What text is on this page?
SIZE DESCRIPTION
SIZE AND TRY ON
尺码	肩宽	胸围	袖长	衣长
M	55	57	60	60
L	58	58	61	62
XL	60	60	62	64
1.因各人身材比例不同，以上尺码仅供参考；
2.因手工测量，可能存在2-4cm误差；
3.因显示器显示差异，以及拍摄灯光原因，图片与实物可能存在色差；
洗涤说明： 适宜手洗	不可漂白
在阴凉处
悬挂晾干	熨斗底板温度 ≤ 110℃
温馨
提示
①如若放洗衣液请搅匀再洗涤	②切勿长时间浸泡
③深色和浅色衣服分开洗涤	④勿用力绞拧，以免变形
=====
* What you need to do:
Extract every record and return it verbatim.

* Exercise result:
What text is on this page?
SIZE DESCRIPTION
SIZE AND TRY ON
尺码	肩宽	胸围	袖长	衣长
M	55	57	60	60
L	58	58	61	62
XL	60	60	62	64
1.因各人身材比例不同，以上尺码仅供参考；
2.因手工测量，可能存在2-4cm误差；
3.因显示器显示差异，以及拍摄灯光原因，图片与实物可能存在色差；
洗涤说明： 适宜手洗	不可漂白
在阴凉处
悬挂晾干	熨斗底板温度 ≤ 110℃
温馨
提示
①如若放洗衣液请搅匀再洗涤	②切勿长时间浸泡
③深色和浅色衣服分开洗涤	④勿用力绞拧，以免变形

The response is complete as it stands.